WHAT THE TASK ASKS: Show every line in the entries below where the word "name" appears.

DATA PROVIDED:

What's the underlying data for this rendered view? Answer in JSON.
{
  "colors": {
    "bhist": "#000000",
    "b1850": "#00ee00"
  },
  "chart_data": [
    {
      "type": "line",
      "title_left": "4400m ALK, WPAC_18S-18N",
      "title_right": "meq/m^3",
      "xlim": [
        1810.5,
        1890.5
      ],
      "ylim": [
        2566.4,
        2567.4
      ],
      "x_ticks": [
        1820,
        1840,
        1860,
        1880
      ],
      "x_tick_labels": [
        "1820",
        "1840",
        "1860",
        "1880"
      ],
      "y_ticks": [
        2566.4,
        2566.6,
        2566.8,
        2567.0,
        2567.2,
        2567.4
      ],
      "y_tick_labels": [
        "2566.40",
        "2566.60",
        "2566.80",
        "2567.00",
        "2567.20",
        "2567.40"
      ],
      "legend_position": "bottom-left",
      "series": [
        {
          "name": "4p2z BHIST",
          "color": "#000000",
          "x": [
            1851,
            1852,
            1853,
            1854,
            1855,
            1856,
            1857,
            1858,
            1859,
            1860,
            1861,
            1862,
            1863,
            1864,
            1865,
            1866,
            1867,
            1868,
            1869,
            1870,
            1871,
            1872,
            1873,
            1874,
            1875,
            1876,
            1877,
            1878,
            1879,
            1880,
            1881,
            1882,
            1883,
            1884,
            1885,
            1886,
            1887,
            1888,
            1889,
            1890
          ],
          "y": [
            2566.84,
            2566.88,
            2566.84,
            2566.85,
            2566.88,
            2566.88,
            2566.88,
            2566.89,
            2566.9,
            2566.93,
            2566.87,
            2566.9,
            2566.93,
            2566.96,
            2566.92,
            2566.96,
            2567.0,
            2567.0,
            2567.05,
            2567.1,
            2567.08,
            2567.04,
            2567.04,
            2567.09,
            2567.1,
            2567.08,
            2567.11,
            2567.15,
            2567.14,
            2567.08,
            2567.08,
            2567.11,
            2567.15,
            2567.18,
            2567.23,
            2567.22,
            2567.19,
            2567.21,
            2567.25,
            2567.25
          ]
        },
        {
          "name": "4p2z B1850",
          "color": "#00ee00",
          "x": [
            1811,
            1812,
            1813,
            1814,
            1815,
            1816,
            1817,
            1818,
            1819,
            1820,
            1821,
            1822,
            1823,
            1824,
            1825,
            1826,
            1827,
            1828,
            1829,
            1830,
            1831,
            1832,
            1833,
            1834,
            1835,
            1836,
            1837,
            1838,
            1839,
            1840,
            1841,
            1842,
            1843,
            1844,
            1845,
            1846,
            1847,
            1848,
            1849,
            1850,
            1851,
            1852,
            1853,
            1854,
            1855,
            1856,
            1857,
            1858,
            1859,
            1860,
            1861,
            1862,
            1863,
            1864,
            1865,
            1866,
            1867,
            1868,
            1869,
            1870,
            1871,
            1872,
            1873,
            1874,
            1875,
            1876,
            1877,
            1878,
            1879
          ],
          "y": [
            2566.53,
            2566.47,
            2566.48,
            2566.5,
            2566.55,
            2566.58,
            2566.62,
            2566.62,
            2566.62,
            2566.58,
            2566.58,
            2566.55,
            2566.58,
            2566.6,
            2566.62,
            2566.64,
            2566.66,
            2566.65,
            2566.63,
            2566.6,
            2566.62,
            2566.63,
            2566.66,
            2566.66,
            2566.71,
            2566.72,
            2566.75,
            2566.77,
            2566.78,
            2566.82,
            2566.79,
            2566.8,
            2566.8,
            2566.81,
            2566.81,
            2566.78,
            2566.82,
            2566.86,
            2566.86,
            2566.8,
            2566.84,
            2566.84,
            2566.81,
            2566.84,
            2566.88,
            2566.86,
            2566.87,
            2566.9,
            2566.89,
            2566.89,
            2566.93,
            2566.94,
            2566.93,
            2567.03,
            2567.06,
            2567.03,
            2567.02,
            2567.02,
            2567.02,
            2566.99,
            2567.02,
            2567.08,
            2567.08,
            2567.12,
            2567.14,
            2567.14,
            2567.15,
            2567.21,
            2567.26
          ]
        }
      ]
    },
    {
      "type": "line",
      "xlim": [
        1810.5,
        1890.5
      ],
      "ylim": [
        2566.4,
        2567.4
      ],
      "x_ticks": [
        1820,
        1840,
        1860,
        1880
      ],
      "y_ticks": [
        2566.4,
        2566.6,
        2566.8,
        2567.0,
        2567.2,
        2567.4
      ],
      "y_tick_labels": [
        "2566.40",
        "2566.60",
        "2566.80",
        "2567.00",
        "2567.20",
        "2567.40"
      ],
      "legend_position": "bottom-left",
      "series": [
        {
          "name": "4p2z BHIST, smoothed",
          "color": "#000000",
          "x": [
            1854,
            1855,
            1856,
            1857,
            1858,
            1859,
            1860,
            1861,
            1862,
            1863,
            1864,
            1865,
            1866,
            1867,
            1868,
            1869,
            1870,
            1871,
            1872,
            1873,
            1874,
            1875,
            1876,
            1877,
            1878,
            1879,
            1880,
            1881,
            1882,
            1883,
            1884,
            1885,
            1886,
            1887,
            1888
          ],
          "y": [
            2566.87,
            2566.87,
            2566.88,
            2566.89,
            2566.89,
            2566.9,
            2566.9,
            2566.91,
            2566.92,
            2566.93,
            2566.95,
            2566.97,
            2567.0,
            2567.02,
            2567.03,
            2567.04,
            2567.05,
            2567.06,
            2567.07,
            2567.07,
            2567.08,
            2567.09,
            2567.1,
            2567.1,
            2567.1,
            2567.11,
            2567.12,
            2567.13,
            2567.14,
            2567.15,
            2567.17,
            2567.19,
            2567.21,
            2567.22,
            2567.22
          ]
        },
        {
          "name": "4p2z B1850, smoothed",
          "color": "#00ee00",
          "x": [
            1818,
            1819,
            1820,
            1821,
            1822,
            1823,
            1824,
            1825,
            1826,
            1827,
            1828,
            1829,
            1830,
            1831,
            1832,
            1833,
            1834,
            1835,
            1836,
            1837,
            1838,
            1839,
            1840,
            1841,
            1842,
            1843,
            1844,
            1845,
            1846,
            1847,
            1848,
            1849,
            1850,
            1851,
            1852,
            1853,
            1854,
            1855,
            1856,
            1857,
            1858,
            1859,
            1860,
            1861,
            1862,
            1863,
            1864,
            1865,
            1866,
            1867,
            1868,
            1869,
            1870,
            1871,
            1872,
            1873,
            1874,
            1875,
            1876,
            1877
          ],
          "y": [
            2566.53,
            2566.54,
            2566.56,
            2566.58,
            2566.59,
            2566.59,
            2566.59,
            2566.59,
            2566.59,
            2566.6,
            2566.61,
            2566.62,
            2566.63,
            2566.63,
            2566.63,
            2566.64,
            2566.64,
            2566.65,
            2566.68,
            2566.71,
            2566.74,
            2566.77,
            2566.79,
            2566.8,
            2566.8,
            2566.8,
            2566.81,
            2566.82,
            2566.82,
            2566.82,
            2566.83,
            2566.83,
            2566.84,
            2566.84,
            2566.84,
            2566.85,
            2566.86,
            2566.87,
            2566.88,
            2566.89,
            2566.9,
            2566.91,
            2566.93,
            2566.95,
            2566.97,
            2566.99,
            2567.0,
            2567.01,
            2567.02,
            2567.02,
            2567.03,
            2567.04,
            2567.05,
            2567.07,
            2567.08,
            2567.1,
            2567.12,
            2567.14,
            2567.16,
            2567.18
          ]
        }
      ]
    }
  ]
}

RESPONSE BELOW:
          "name": "4p2z BHIST",
          "name": "4p2z B1850",
          "name": "4p2z BHIST, smoothed",
          "name": "4p2z B1850, smoothed",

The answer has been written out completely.